**Supplied records:**
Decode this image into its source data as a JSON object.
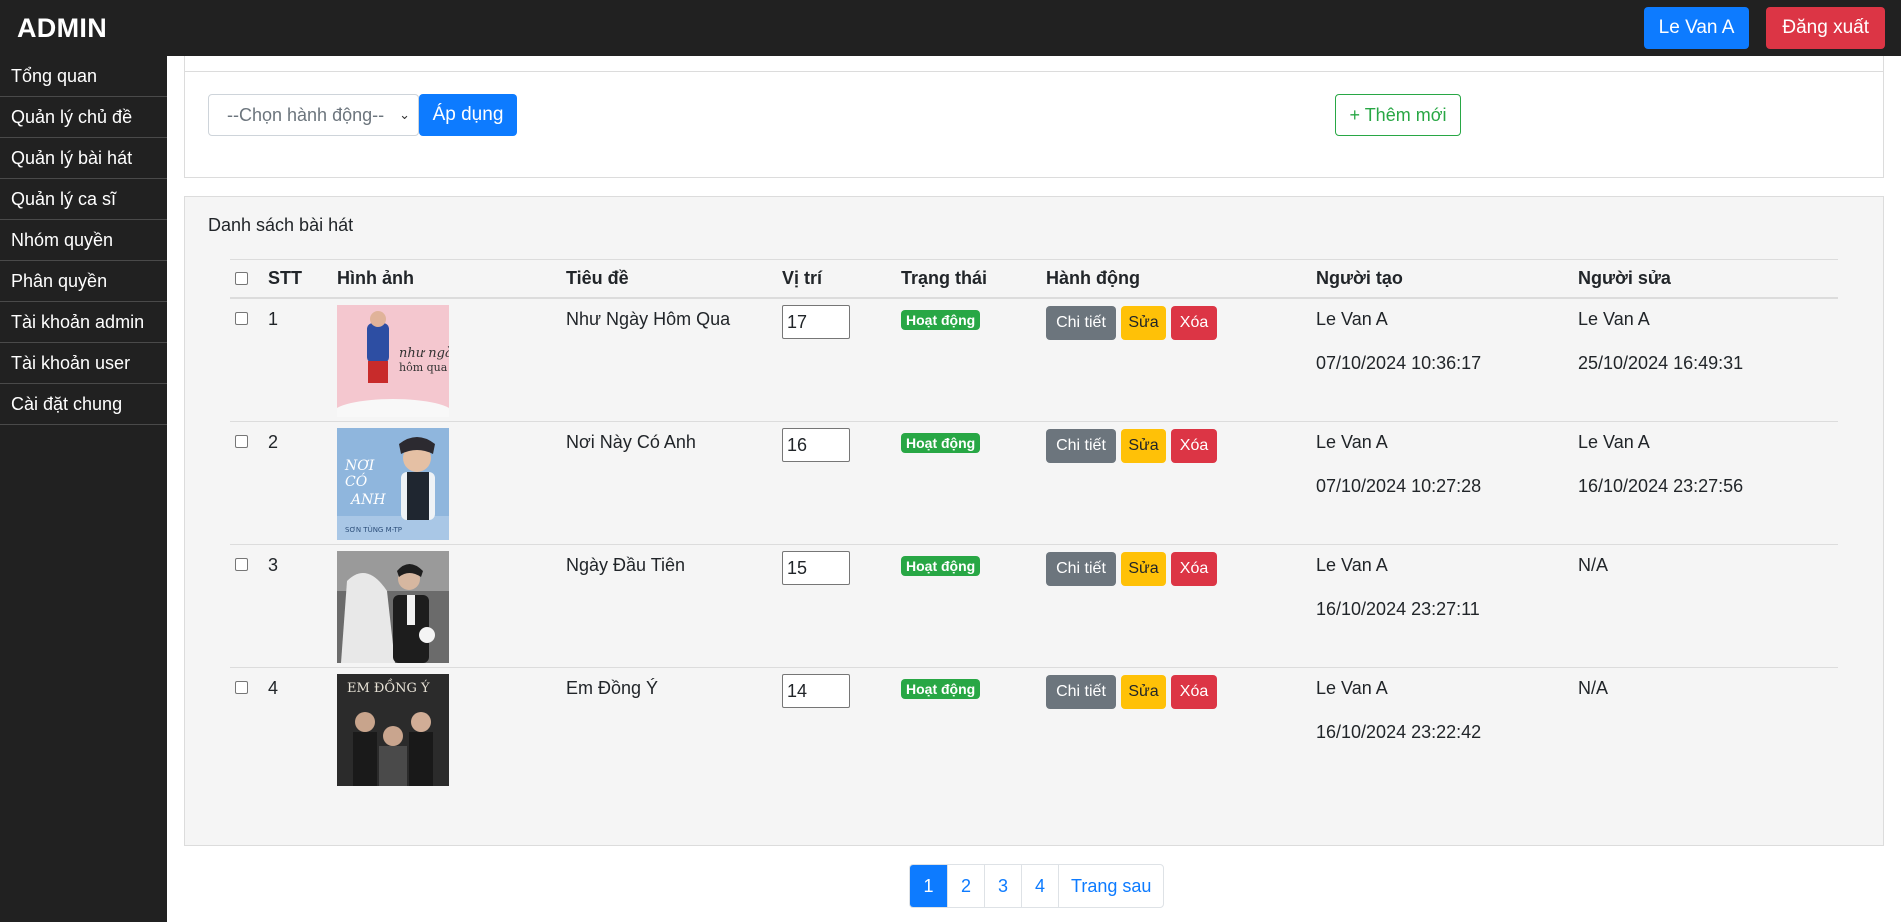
{
  "header": {
    "brand": "ADMIN",
    "user_label": "Le Van A",
    "logout_label": "Đăng xuất"
  },
  "sidebar": {
    "items": [
      {
        "label": "Tổng quan"
      },
      {
        "label": "Quản lý chủ đề"
      },
      {
        "label": "Quản lý bài hát"
      },
      {
        "label": "Quản lý ca sĩ"
      },
      {
        "label": "Nhóm quyền"
      },
      {
        "label": "Phân quyền"
      },
      {
        "label": "Tài khoản admin"
      },
      {
        "label": "Tài khoản user"
      },
      {
        "label": "Cài đặt chung"
      }
    ]
  },
  "toolbar": {
    "action_select": "--Chọn hành động--",
    "apply_label": "Áp dụng",
    "add_label": "+ Thêm mới"
  },
  "list": {
    "title": "Danh sách bài hát",
    "columns": {
      "stt": "STT",
      "image": "Hình ảnh",
      "title": "Tiêu đề",
      "position": "Vị trí",
      "status": "Trạng thái",
      "action": "Hành động",
      "creator": "Người tạo",
      "editor": "Người sửa"
    },
    "buttons": {
      "detail": "Chi tiết",
      "edit": "Sửa",
      "delete": "Xóa"
    },
    "rows": [
      {
        "stt": "1",
        "title": "Như Ngày Hôm Qua",
        "position": "17",
        "status": "Hoạt động",
        "creator": "Le Van A",
        "created_at": "07/10/2024 10:36:17",
        "editor": "Le Van A",
        "edited_at": "25/10/2024 16:49:31"
      },
      {
        "stt": "2",
        "title": "Nơi Này Có Anh",
        "position": "16",
        "status": "Hoạt động",
        "creator": "Le Van A",
        "created_at": "07/10/2024 10:27:28",
        "editor": "Le Van A",
        "edited_at": "16/10/2024 23:27:56"
      },
      {
        "stt": "3",
        "title": "Ngày Đầu Tiên",
        "position": "15",
        "status": "Hoạt động",
        "creator": "Le Van A",
        "created_at": "16/10/2024 23:27:11",
        "editor": "N/A",
        "edited_at": ""
      },
      {
        "stt": "4",
        "title": "Em Đồng Ý",
        "position": "14",
        "status": "Hoạt động",
        "creator": "Le Van A",
        "created_at": "16/10/2024 23:22:42",
        "editor": "N/A",
        "edited_at": ""
      }
    ]
  },
  "pagination": {
    "pages": [
      "1",
      "2",
      "3",
      "4"
    ],
    "current": "1",
    "next_label": "Trang sau"
  }
}
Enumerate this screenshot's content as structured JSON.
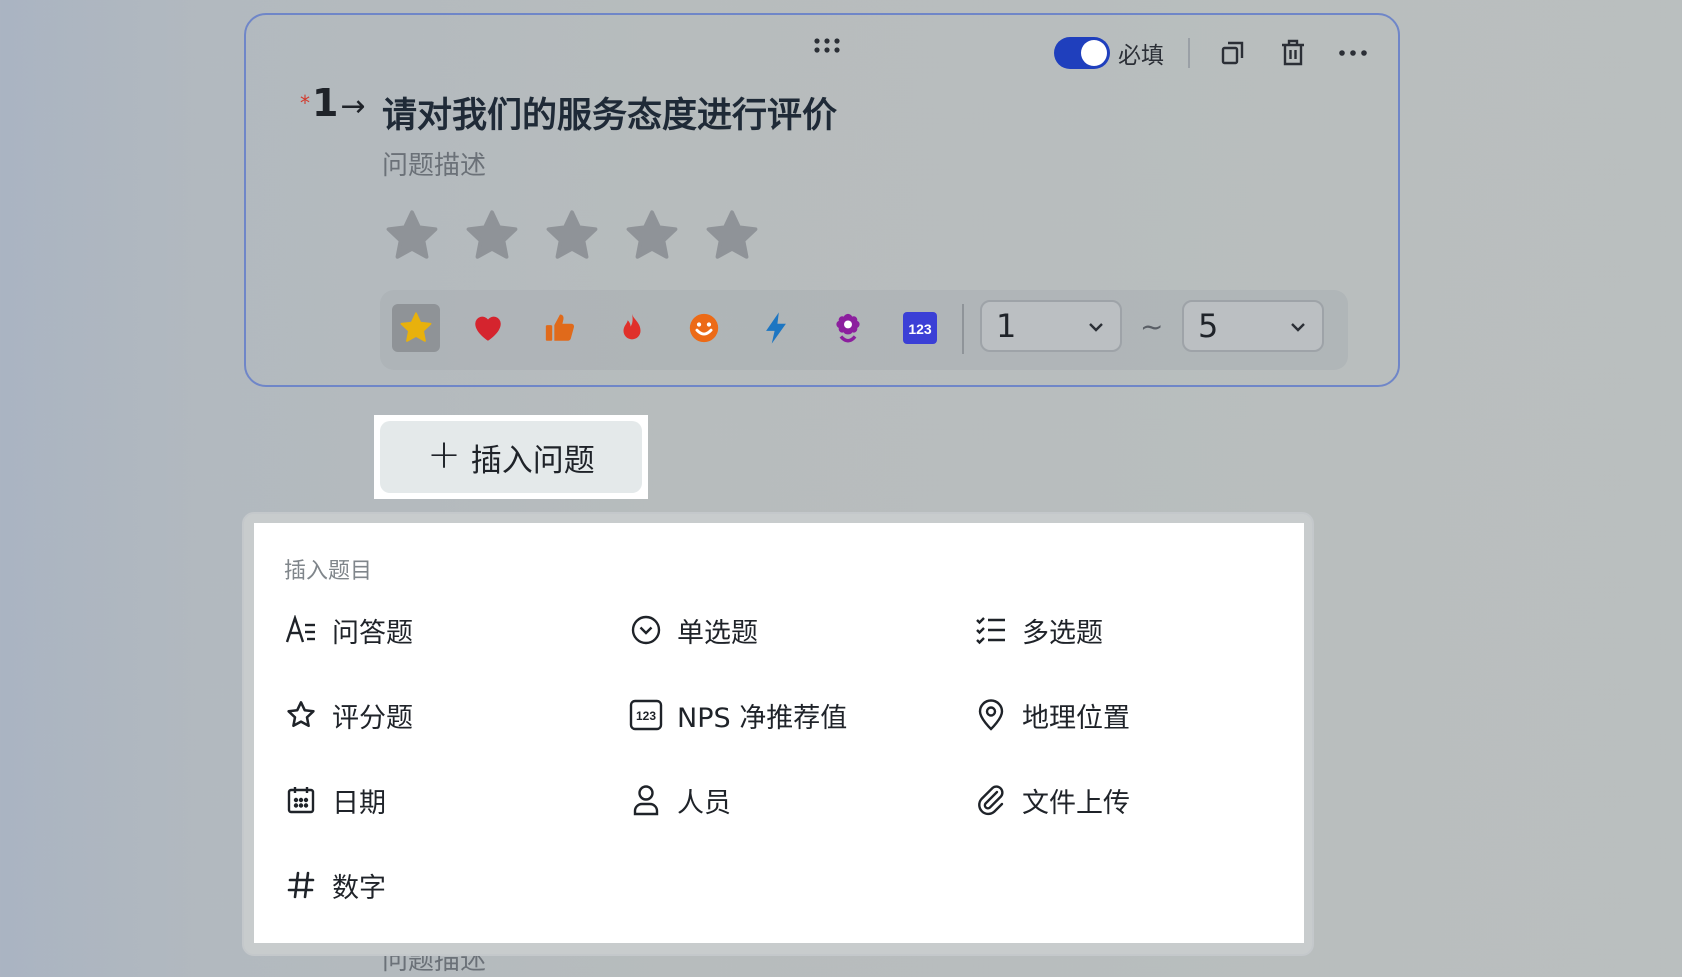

**Problem statement:** Scan the material line by line and report each one that contains "title".

**Final result:**
    "title": "Danh sách bài hát",
      "title": "Tiêu đề",
        "title": "Như Ngày Hôm Qua",
        "title": "Nơi Này Có Anh",
        "title": "Ngày Đầu Tiên",
        "title": "Em Đồng Ý",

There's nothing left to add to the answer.